* _TASK INPUTS_
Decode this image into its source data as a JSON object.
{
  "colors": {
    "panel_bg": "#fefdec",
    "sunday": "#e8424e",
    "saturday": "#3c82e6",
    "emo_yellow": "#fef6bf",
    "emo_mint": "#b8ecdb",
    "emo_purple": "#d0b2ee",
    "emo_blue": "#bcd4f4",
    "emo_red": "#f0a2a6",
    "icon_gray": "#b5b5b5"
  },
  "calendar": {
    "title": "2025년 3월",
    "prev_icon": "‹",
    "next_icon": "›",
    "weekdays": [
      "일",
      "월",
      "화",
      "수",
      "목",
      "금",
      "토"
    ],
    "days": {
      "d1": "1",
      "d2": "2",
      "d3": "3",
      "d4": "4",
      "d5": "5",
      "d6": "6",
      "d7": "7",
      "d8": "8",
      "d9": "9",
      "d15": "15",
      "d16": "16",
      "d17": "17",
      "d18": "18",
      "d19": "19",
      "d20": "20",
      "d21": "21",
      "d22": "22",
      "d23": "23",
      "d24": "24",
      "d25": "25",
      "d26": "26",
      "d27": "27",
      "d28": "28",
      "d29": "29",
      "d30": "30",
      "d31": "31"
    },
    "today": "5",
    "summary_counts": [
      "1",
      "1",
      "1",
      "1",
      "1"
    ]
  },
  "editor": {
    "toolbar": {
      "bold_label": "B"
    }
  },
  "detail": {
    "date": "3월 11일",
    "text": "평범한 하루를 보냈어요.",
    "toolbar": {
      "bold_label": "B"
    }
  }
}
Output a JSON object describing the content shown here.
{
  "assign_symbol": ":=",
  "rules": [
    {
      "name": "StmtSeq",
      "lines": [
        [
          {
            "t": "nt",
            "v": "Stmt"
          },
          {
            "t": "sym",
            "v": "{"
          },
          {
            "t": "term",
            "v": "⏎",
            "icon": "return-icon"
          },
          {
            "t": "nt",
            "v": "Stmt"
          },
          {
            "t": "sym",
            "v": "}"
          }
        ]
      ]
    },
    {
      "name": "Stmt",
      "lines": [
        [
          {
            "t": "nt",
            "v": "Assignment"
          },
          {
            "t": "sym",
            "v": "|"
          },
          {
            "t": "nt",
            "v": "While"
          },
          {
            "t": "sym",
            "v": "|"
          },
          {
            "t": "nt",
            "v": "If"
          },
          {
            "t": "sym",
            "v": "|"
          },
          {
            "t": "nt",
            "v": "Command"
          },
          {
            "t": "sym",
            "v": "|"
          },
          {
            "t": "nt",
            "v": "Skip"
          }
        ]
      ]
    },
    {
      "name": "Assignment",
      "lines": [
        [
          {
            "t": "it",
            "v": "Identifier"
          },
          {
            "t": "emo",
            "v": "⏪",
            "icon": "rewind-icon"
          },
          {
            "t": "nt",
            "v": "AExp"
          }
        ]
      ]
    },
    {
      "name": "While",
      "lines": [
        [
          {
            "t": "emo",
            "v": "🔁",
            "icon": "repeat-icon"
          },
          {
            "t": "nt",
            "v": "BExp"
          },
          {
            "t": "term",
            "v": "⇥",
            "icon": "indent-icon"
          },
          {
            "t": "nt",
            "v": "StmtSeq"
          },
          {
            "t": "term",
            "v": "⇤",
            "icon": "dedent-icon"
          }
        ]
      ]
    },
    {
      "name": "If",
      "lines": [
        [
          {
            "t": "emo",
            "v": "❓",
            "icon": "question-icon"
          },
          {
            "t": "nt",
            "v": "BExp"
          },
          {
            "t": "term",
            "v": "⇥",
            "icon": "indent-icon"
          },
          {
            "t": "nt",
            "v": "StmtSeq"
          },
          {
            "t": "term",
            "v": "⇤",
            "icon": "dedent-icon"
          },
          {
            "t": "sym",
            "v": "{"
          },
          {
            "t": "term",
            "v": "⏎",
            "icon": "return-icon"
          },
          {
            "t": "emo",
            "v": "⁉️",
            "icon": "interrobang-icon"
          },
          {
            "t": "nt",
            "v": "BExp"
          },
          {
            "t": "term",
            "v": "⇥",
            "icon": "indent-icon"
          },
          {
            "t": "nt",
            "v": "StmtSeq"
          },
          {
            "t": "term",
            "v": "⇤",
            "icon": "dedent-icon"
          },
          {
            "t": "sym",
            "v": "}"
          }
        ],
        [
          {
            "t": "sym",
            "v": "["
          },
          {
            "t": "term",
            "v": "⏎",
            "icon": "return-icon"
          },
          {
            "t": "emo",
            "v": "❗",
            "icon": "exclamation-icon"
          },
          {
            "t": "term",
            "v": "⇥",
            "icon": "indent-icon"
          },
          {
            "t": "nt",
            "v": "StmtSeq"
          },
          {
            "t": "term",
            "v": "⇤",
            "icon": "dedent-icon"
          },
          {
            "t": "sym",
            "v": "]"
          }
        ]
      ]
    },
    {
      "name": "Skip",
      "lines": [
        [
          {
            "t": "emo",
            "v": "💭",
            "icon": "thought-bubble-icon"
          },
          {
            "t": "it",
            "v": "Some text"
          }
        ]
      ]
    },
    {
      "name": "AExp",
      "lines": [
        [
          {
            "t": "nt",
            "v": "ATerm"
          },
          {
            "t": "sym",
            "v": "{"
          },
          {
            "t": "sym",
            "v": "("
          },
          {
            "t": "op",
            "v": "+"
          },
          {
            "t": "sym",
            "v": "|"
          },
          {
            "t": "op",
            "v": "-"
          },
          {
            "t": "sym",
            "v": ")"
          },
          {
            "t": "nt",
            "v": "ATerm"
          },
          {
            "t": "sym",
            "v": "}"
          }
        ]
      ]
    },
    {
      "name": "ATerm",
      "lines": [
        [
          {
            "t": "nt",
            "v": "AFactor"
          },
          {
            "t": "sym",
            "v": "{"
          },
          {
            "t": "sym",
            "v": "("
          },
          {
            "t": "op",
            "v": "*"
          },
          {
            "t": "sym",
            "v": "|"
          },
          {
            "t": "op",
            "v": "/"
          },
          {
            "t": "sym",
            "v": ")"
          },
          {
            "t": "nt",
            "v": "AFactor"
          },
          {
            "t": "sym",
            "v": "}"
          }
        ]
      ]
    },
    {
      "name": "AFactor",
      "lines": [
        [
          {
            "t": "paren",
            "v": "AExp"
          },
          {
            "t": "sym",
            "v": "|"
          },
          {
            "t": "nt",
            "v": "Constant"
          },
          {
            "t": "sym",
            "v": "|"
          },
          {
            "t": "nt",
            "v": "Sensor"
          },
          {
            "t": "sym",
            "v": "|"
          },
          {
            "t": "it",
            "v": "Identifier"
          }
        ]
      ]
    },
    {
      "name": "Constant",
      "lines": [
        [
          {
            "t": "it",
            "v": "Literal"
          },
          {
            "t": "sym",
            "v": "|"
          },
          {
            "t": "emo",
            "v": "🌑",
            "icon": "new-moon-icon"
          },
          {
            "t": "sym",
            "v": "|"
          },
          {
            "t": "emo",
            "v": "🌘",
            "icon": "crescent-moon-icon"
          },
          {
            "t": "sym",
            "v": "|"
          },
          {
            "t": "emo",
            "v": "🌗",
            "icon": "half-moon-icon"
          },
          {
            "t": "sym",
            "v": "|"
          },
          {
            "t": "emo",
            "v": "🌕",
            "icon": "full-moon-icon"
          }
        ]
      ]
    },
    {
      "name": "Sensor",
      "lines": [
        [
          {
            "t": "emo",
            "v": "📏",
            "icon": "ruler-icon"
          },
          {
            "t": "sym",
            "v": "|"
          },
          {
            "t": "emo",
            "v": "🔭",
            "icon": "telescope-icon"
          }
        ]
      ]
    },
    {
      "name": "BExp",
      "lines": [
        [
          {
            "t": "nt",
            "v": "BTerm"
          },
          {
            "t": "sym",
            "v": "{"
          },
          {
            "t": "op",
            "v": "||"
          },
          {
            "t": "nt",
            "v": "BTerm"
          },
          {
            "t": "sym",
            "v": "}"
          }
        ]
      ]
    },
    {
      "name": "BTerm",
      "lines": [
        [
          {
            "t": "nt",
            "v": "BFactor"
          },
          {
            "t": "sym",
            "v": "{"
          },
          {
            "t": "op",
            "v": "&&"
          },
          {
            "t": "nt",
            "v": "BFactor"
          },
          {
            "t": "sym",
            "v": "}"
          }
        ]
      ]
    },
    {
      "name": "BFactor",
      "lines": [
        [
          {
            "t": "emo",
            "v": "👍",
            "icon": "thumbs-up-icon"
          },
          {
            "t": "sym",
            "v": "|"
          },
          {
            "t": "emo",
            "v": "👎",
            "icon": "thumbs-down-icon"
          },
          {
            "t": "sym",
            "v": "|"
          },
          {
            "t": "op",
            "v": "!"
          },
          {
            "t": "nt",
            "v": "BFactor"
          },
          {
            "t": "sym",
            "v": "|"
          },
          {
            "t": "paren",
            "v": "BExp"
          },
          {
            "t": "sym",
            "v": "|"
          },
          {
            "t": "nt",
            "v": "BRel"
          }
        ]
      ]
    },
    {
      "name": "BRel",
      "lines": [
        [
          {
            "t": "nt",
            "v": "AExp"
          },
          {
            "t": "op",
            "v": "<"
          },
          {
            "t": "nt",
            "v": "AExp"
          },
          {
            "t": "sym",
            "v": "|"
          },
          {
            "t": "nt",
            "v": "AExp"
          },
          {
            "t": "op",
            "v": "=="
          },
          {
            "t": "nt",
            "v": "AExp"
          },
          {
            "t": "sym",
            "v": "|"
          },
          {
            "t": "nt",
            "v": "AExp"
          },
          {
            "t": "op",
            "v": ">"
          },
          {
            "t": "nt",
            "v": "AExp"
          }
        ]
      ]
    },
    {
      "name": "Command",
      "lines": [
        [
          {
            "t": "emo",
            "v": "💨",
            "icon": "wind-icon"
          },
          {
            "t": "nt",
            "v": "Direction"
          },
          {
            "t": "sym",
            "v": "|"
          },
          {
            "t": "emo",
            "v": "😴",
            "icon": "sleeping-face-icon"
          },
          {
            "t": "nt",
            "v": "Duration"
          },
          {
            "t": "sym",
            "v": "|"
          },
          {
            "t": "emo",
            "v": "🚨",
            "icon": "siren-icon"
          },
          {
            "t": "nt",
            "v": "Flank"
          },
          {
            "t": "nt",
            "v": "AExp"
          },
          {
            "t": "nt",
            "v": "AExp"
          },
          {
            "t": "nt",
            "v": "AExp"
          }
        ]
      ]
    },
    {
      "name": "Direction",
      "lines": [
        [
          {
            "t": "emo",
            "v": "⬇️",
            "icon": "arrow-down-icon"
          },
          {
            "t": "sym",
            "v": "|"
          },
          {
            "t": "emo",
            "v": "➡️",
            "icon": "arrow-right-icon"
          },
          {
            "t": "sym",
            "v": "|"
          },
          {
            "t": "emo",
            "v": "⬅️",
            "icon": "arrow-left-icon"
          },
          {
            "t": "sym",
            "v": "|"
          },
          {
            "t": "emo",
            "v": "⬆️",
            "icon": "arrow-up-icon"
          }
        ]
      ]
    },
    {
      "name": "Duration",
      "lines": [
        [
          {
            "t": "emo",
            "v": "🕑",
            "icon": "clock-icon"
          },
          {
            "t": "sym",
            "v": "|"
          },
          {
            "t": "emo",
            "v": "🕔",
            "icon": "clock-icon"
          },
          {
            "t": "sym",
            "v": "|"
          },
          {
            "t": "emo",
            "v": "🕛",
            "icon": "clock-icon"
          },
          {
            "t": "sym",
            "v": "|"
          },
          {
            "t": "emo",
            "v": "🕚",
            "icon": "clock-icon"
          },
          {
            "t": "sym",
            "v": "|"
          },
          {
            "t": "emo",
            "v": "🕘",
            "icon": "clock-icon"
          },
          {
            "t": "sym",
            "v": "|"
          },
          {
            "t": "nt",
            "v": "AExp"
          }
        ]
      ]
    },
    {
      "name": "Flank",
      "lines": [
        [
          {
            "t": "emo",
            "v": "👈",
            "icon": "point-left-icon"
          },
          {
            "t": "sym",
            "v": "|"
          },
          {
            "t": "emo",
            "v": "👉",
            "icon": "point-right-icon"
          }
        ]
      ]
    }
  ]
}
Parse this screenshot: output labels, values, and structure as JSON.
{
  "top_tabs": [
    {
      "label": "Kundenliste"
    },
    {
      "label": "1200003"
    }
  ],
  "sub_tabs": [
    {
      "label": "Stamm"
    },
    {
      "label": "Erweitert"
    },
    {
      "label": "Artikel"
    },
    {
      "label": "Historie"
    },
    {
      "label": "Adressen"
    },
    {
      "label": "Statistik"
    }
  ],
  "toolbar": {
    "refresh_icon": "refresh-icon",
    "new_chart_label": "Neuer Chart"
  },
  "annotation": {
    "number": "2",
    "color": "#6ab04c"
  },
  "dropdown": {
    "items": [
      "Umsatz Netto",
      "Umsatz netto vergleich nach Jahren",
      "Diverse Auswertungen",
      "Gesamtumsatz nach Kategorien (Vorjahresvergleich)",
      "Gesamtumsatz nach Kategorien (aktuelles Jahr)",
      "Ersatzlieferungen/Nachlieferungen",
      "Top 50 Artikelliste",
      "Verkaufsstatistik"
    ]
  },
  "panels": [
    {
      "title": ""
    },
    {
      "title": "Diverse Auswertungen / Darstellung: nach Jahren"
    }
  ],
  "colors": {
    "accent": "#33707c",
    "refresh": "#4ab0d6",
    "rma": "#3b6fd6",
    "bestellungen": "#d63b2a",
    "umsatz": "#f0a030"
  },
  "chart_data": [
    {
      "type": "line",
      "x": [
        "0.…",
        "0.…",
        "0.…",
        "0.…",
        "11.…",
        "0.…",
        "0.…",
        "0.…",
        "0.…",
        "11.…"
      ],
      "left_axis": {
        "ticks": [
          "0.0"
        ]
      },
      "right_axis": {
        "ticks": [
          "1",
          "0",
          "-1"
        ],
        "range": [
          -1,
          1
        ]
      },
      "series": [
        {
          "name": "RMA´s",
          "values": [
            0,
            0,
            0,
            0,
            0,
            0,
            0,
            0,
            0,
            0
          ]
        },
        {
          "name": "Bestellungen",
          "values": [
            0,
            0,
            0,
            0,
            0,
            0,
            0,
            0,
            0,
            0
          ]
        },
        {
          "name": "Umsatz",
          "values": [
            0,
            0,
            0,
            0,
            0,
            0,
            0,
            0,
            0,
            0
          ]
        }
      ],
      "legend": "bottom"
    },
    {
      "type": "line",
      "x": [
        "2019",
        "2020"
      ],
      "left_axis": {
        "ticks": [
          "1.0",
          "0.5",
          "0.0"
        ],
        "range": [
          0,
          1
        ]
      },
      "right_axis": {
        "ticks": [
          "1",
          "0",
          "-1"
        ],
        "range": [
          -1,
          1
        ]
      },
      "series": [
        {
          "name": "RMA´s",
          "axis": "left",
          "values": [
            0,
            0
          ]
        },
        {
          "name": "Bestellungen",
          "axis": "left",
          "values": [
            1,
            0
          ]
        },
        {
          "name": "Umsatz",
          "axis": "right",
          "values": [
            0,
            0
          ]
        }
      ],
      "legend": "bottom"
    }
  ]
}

* _THE TASK_
Copy each line of the entries that includes the word "this".

* _ANSWER IN FULL_
Decode this image into its source data as a JSON object.
Parse this screenshot: output labels, values, and structure as JSON.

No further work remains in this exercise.